> [What is being asked] Give back the whole listing exactly as shown.

== Entries supplied ==

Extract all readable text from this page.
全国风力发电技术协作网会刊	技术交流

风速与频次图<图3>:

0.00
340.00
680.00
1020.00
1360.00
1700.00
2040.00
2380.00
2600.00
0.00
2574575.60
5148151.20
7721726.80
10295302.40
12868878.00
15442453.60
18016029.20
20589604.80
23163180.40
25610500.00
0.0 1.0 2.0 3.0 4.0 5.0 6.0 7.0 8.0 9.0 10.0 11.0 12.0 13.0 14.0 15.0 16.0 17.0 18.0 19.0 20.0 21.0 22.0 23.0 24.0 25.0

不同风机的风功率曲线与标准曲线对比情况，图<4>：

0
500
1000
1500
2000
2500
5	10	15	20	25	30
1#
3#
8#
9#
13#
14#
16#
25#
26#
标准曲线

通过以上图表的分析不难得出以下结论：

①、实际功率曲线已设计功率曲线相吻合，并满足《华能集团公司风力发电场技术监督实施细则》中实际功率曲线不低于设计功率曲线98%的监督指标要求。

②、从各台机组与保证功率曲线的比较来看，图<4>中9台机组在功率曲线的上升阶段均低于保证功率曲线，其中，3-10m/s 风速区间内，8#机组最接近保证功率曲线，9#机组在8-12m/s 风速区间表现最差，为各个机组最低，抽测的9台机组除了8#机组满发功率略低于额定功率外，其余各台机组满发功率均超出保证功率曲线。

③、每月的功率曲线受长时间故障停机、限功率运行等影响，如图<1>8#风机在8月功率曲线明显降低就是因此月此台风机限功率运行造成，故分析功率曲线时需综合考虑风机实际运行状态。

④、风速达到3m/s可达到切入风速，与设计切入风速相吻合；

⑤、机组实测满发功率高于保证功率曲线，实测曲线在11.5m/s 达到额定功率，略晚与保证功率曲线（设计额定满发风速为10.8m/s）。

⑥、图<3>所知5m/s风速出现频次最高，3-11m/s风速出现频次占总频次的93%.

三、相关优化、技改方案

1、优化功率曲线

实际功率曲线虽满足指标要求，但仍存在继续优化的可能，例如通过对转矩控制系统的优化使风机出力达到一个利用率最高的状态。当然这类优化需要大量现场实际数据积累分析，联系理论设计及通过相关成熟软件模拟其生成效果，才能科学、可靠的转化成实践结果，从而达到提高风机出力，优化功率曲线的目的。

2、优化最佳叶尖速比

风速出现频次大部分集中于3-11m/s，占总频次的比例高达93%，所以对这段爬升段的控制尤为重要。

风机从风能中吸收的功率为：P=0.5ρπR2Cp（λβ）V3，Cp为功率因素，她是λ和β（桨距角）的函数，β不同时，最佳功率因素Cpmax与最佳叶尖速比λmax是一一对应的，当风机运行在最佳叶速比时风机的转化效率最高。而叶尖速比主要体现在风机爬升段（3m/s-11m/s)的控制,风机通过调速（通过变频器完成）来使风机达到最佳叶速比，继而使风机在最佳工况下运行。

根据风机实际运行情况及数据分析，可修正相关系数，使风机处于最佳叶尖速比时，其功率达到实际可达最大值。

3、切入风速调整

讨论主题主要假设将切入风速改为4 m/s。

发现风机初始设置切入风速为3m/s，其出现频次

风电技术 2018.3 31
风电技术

===

> [Result of the task]
Extract all readable text from this page.
全国风力发电技术协作网会刊	技术交流

风速与频次图<图3>:

0.00
340.00
680.00
1020.00
1360.00
1700.00
2040.00
2380.00
2600.00
0.00
2574575.60
5148151.20
7721726.80
10295302.40
12868878.00
15442453.60
18016029.20
20589604.80
23163180.40
25610500.00
0.0 1.0 2.0 3.0 4.0 5.0 6.0 7.0 8.0 9.0 10.0 11.0 12.0 13.0 14.0 15.0 16.0 17.0 18.0 19.0 20.0 21.0 22.0 23.0 24.0 25.0

不同风机的风功率曲线与标准曲线对比情况，图<4>：

0
500
1000
1500
2000
2500
5	10	15	20	25	30
1#
3#
8#
9#
13#
14#
16#
25#
26#
标准曲线

通过以上图表的分析不难得出以下结论：

①、实际功率曲线已设计功率曲线相吻合，并满足《华能集团公司风力发电场技术监督实施细则》中实际功率曲线不低于设计功率曲线98%的监督指标要求。

②、从各台机组与保证功率曲线的比较来看，图<4>中9台机组在功率曲线的上升阶段均低于保证功率曲线，其中，3-10m/s 风速区间内，8#机组最接近保证功率曲线，9#机组在8-12m/s 风速区间表现最差，为各个机组最低，抽测的9台机组除了8#机组满发功率略低于额定功率外，其余各台机组满发功率均超出保证功率曲线。

③、每月的功率曲线受长时间故障停机、限功率运行等影响，如图<1>8#风机在8月功率曲线明显降低就是因此月此台风机限功率运行造成，故分析功率曲线时需综合考虑风机实际运行状态。

④、风速达到3m/s可达到切入风速，与设计切入风速相吻合；

⑤、机组实测满发功率高于保证功率曲线，实测曲线在11.5m/s 达到额定功率，略晚与保证功率曲线（设计额定满发风速为10.8m/s）。

⑥、图<3>所知5m/s风速出现频次最高，3-11m/s风速出现频次占总频次的93%.

三、相关优化、技改方案

1、优化功率曲线

实际功率曲线虽满足指标要求，但仍存在继续优化的可能，例如通过对转矩控制系统的优化使风机出力达到一个利用率最高的状态。当然这类优化需要大量现场实际数据积累分析，联系理论设计及通过相关成熟软件模拟其生成效果，才能科学、可靠的转化成实践结果，从而达到提高风机出力，优化功率曲线的目的。

2、优化最佳叶尖速比

风速出现频次大部分集中于3-11m/s，占总频次的比例高达93%，所以对这段爬升段的控制尤为重要。

风机从风能中吸收的功率为：P=0.5ρπR2Cp（λβ）V3，Cp为功率因素，她是λ和β（桨距角）的函数，β不同时，最佳功率因素Cpmax与最佳叶尖速比λmax是一一对应的，当风机运行在最佳叶速比时风机的转化效率最高。而叶尖速比主要体现在风机爬升段（3m/s-11m/s)的控制,风机通过调速（通过变频器完成）来使风机达到最佳叶速比，继而使风机在最佳工况下运行。

根据风机实际运行情况及数据分析，可修正相关系数，使风机处于最佳叶尖速比时，其功率达到实际可达最大值。

3、切入风速调整

讨论主题主要假设将切入风速改为4 m/s。

发现风机初始设置切入风速为3m/s，其出现频次

风电技术 2018.3 31
风电技术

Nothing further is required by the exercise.